**Collected data**
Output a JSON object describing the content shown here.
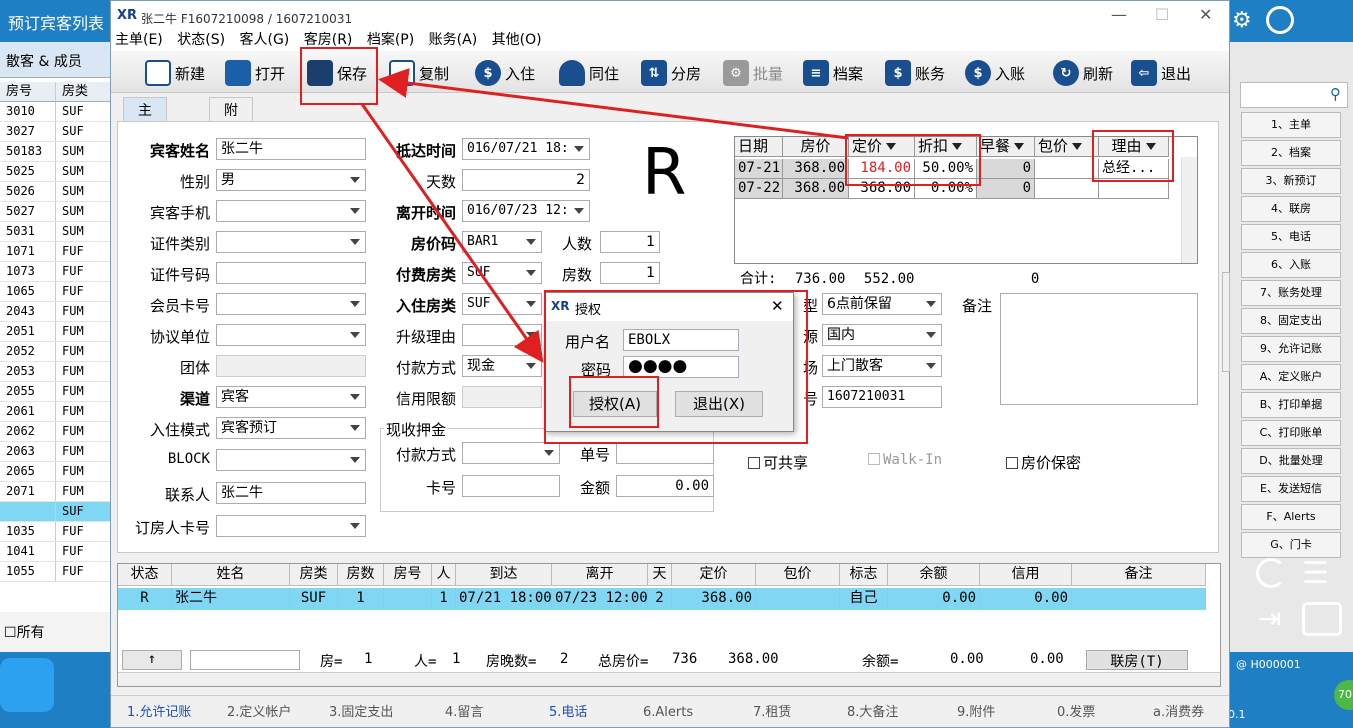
{
  "background": {
    "title": "预订宾客列表",
    "left_tab": "散客 & 成员",
    "left_table": {
      "headers": [
        "房号",
        "房类"
      ],
      "rows": [
        [
          "3010",
          "SUF"
        ],
        [
          "3027",
          "SUF"
        ],
        [
          "50183",
          "SUM"
        ],
        [
          "5025",
          "SUM"
        ],
        [
          "5026",
          "SUM"
        ],
        [
          "5027",
          "SUM"
        ],
        [
          "5031",
          "SUM"
        ],
        [
          "1071",
          "FUF"
        ],
        [
          "1073",
          "FUF"
        ],
        [
          "1065",
          "FUF"
        ],
        [
          "2043",
          "FUM"
        ],
        [
          "2051",
          "FUM"
        ],
        [
          "2052",
          "FUM"
        ],
        [
          "2053",
          "FUM"
        ],
        [
          "2055",
          "FUM"
        ],
        [
          "2061",
          "FUM"
        ],
        [
          "2062",
          "FUM"
        ],
        [
          "2063",
          "FUM"
        ],
        [
          "2065",
          "FUM"
        ],
        [
          "2071",
          "FUM"
        ],
        [
          "",
          "SUF"
        ],
        [
          "1035",
          "FUF"
        ],
        [
          "1041",
          "FUF"
        ],
        [
          "1055",
          "FUF"
        ]
      ],
      "selected_row": 20
    },
    "left_bottom_check": "所有",
    "right_buttons": [
      "1、主单",
      "2、档案",
      "3、新预订",
      "4、联房",
      "5、电话",
      "6、入账",
      "7、账务处理",
      "8、固定支出",
      "9、允许记账",
      "A、定义账户",
      "B、打印单据",
      "C、打印账单",
      "D、批量处理",
      "E、发送短信",
      "F、Alerts",
      "G、门卡"
    ],
    "right_status": "@ H000001",
    "right_status2": "0.1",
    "badge": "70"
  },
  "window": {
    "title": "张二牛  F1607210098 / 1607210031",
    "menu": [
      "主单(E)",
      "状态(S)",
      "客人(G)",
      "客房(R)",
      "档案(P)",
      "账务(A)",
      "其他(O)"
    ],
    "toolbar": [
      "新建",
      "打开",
      "保存",
      "复制",
      "入住",
      "同住",
      "分房",
      "批量",
      "档案",
      "账务",
      "入账",
      "刷新",
      "退出"
    ],
    "tabs": [
      "主要信息",
      "附加信息"
    ]
  },
  "form": {
    "guest_name_label": "宾客姓名",
    "guest_name": "张二牛",
    "gender_label": "性别",
    "gender": "男",
    "mobile_label": "宾客手机",
    "mobile": "",
    "id_type_label": "证件类别",
    "id_type": "",
    "id_no_label": "证件号码",
    "id_no": "",
    "member_label": "会员卡号",
    "member": "",
    "agreement_label": "协议单位",
    "agreement": "",
    "group_label": "团体",
    "group": "",
    "channel_label": "渠道",
    "channel": "宾客",
    "checkin_mode_label": "入住模式",
    "checkin_mode": "宾客预订",
    "block_label": "BLOCK",
    "block": "",
    "contact_label": "联系人",
    "contact": "张二牛",
    "booker_card_label": "订房人卡号",
    "booker_card": "",
    "arrival_label": "抵达时间",
    "arrival": "016/07/21 18:",
    "days_label": "天数",
    "days": "2",
    "departure_label": "离开时间",
    "departure": "016/07/23 12:",
    "rate_code_label": "房价码",
    "rate_code": "BAR1",
    "persons_label": "人数",
    "persons": "1",
    "paid_room_type_label": "付费房类",
    "paid_room_type": "SUF",
    "rooms_label": "房数",
    "rooms": "1",
    "checkin_room_type_label": "入住房类",
    "checkin_room_type": "SUF",
    "upgrade_label": "升级理由",
    "upgrade": "",
    "payment_label": "付款方式",
    "payment": "现金",
    "credit_label": "信用限额",
    "credit": "",
    "deposit_group_label": "现收押金",
    "dep_payment_label": "付款方式",
    "dep_payment": "",
    "dep_no_label": "单号",
    "dep_no": "",
    "dep_card_label": "卡号",
    "dep_card": "",
    "dep_amount_label": "金额",
    "dep_amount": "0.00",
    "big_letter": "R",
    "reserve_type_label": "型",
    "reserve_type": "6点前保留",
    "source_label": "源",
    "source": "国内",
    "market_label": "场",
    "market": "上门散客",
    "res_no_label": "号",
    "res_no": "1607210031",
    "remarks_label": "备注",
    "share_label": "可共享",
    "walkin_label": "Walk-In",
    "rate_secret_label": "房价保密"
  },
  "rate_grid": {
    "headers": [
      "日期",
      "房价",
      "定价",
      "折扣",
      "早餐",
      "包价",
      "理由"
    ],
    "rows": [
      [
        "07-21",
        "368.00",
        "184.00",
        "50.00%",
        "0",
        "",
        "总经..."
      ],
      [
        "07-22",
        "368.00",
        "368.00",
        "0.00%",
        "0",
        "",
        ""
      ]
    ],
    "totals_label": "合计:",
    "total_room": "736.00",
    "total_rate": "552.00",
    "total_bf": "0"
  },
  "dialog": {
    "title": "授权",
    "user_label": "用户名",
    "user": "EBOLX",
    "pwd_label": "密码",
    "pwd": "●●●●",
    "ok": "授权(A)",
    "cancel": "退出(X)"
  },
  "bottom_grid": {
    "headers": [
      "状态",
      "姓名",
      "房类",
      "房数",
      "房号",
      "人",
      "到达",
      "离开",
      "天",
      "定价",
      "包价",
      "标志",
      "余额",
      "信用",
      "备注"
    ],
    "row": [
      "R",
      "张二牛",
      "SUF",
      "1",
      "",
      "1",
      "07/21 18:00",
      "07/23 12:00",
      "2",
      "368.00",
      "",
      "自己",
      "0.00",
      "0.00",
      ""
    ],
    "summary": {
      "up": "↑",
      "rooms_label": "房=",
      "rooms": "1",
      "persons_label": "人=",
      "persons": "1",
      "nights_label": "房晚数=",
      "nights": "2",
      "total_label": "总房价=",
      "total": "736",
      "total2": "368.00",
      "balance_label": "余额=",
      "balance": "0.00",
      "balance2": "0.00",
      "link_button": "联房(T)"
    }
  },
  "footer_tabs": [
    "1.允许记账",
    "2.定义帐户",
    "3.固定支出",
    "4.留言",
    "5.电话",
    "6.Alerts",
    "7.租赁",
    "8.大备注",
    "9.附件",
    "0.发票",
    "a.消费券"
  ],
  "colors": {
    "accent": "#1f7fc4",
    "highlight": "#e02020",
    "selected_row": "#7fd7f3"
  }
}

**To do**
How many lines in the listing contain "title"? Answer with the number alone.

**Solution**
3